What you will do: Write out everything from the start of the items down to the line containing "legend-label: Técnico administrativo", including that line, and copy each line exactly.

>> begin

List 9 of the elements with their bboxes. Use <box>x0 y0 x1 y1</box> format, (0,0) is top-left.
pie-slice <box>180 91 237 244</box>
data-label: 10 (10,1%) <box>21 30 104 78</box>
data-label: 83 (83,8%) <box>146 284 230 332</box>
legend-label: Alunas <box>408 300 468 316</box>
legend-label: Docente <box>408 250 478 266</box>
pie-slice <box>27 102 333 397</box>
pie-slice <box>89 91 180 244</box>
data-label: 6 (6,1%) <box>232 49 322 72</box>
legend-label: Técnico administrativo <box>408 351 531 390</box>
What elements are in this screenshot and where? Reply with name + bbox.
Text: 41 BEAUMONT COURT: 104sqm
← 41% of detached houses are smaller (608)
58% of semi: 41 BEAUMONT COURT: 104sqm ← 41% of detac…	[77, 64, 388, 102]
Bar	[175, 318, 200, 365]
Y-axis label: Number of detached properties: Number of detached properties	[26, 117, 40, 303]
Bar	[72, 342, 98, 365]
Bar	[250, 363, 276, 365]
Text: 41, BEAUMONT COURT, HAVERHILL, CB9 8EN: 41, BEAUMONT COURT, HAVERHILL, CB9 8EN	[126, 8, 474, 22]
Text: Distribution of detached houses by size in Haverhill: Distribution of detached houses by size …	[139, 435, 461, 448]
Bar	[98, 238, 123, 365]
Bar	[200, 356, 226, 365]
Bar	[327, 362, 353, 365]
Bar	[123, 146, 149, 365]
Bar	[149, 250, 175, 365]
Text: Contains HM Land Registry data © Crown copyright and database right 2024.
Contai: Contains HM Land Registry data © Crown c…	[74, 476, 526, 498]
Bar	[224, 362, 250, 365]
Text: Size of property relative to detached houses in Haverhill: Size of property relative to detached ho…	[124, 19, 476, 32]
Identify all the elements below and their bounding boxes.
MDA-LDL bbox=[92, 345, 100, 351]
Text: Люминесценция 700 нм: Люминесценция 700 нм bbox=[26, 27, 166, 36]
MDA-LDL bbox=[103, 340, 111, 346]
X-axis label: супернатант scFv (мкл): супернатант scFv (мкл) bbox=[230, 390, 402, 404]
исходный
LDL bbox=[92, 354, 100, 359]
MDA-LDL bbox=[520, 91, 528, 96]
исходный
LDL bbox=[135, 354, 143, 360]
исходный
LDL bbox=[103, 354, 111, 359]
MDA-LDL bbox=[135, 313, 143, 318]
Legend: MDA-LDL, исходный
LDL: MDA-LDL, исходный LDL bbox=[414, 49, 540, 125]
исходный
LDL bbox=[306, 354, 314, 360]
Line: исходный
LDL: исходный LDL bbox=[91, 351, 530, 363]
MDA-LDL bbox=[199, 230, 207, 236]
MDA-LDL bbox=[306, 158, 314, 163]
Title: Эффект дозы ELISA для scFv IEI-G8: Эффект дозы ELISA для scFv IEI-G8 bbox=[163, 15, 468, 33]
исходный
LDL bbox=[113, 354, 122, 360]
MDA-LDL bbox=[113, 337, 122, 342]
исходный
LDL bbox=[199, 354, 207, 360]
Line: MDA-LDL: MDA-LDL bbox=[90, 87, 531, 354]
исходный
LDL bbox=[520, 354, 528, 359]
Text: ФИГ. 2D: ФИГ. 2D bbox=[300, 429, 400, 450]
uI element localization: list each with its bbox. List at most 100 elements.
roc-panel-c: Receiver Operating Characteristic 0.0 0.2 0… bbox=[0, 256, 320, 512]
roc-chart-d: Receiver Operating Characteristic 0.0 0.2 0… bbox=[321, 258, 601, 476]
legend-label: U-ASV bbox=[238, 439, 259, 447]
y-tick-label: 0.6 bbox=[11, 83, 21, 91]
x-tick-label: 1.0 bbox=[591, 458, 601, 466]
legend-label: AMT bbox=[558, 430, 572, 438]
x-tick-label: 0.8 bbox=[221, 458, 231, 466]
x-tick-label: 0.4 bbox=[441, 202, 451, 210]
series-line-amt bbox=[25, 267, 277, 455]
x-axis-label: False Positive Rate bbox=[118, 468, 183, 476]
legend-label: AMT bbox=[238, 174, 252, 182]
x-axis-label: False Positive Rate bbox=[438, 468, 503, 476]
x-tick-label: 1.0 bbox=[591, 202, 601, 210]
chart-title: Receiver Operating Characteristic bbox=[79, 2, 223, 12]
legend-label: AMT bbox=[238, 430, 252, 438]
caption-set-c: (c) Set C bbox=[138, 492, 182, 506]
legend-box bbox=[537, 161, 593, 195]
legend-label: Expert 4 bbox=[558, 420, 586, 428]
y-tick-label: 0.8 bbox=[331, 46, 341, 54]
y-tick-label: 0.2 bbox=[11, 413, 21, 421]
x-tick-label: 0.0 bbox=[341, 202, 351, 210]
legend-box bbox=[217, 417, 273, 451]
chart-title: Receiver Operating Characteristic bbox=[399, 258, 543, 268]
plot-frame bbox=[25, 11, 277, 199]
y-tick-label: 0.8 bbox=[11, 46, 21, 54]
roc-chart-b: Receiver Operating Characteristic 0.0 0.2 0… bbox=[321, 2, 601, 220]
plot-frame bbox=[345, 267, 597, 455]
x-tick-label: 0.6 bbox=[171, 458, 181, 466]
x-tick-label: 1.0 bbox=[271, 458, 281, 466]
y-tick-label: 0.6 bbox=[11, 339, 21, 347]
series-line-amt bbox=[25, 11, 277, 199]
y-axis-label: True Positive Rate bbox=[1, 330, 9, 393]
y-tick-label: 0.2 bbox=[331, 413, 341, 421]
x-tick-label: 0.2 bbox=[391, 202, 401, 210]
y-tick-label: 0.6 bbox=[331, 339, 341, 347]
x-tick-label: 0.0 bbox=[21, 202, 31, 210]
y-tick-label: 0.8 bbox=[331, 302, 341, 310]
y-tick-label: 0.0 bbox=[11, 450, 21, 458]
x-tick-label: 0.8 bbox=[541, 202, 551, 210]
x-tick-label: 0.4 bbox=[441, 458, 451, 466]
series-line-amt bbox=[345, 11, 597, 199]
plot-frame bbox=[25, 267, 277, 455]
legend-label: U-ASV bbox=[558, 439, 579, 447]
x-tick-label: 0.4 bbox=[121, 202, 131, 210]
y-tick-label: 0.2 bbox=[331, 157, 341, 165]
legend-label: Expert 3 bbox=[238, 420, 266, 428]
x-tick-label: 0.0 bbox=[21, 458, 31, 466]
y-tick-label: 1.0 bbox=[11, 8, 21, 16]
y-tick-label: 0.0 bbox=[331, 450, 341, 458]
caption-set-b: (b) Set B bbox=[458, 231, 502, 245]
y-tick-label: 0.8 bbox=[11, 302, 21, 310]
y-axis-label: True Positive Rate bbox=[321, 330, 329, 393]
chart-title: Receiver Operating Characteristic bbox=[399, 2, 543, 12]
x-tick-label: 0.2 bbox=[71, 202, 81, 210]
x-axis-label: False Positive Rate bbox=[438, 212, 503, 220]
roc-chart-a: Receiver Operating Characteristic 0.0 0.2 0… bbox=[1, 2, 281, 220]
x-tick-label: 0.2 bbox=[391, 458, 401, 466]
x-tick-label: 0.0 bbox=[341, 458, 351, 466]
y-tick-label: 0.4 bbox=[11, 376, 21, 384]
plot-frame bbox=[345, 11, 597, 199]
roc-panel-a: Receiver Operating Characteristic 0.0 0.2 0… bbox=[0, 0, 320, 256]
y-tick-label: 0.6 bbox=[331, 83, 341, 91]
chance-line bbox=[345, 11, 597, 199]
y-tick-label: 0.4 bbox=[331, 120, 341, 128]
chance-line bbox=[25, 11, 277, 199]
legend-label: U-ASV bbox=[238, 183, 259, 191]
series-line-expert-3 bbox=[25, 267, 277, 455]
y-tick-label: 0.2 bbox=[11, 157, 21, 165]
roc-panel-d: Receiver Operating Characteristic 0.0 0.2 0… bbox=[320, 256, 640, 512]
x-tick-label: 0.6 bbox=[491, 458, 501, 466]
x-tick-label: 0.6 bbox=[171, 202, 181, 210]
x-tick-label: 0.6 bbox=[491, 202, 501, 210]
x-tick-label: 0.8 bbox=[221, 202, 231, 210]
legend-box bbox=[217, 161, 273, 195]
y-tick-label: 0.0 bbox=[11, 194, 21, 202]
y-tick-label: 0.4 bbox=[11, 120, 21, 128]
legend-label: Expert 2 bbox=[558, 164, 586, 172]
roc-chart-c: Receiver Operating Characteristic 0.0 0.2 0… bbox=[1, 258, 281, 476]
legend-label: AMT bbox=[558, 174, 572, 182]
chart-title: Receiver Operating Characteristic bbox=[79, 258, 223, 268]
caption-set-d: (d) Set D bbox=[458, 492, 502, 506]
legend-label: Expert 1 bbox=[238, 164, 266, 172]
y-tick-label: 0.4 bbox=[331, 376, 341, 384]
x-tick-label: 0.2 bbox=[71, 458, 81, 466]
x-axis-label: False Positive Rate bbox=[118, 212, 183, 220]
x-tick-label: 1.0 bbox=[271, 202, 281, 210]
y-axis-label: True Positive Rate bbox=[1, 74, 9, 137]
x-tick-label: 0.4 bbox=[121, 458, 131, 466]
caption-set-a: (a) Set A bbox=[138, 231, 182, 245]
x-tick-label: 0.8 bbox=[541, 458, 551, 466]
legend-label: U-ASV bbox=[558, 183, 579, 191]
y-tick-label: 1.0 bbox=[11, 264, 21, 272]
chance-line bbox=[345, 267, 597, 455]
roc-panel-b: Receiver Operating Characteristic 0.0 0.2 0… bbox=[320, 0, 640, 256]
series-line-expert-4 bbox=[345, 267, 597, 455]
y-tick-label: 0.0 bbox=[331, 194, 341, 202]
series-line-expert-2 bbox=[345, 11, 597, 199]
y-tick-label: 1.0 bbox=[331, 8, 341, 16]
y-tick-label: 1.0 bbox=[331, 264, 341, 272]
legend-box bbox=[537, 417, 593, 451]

>> end

Task response:
List 9 of the elements with their bboxes. Use <box>x0 y0 x1 y1</box> format, (0,0) is top-left.
pie-slice <box>180 91 237 244</box>
data-label: 10 (10,1%) <box>21 30 104 78</box>
data-label: 83 (83,8%) <box>146 284 230 332</box>
legend-label: Alunas <box>408 300 468 316</box>
legend-label: Docente <box>408 250 478 266</box>
pie-slice <box>27 102 333 397</box>
pie-slice <box>89 91 180 244</box>
data-label: 6 (6,1%) <box>232 49 322 72</box>
legend-label: Técnico administrativo <box>408 351 531 390</box>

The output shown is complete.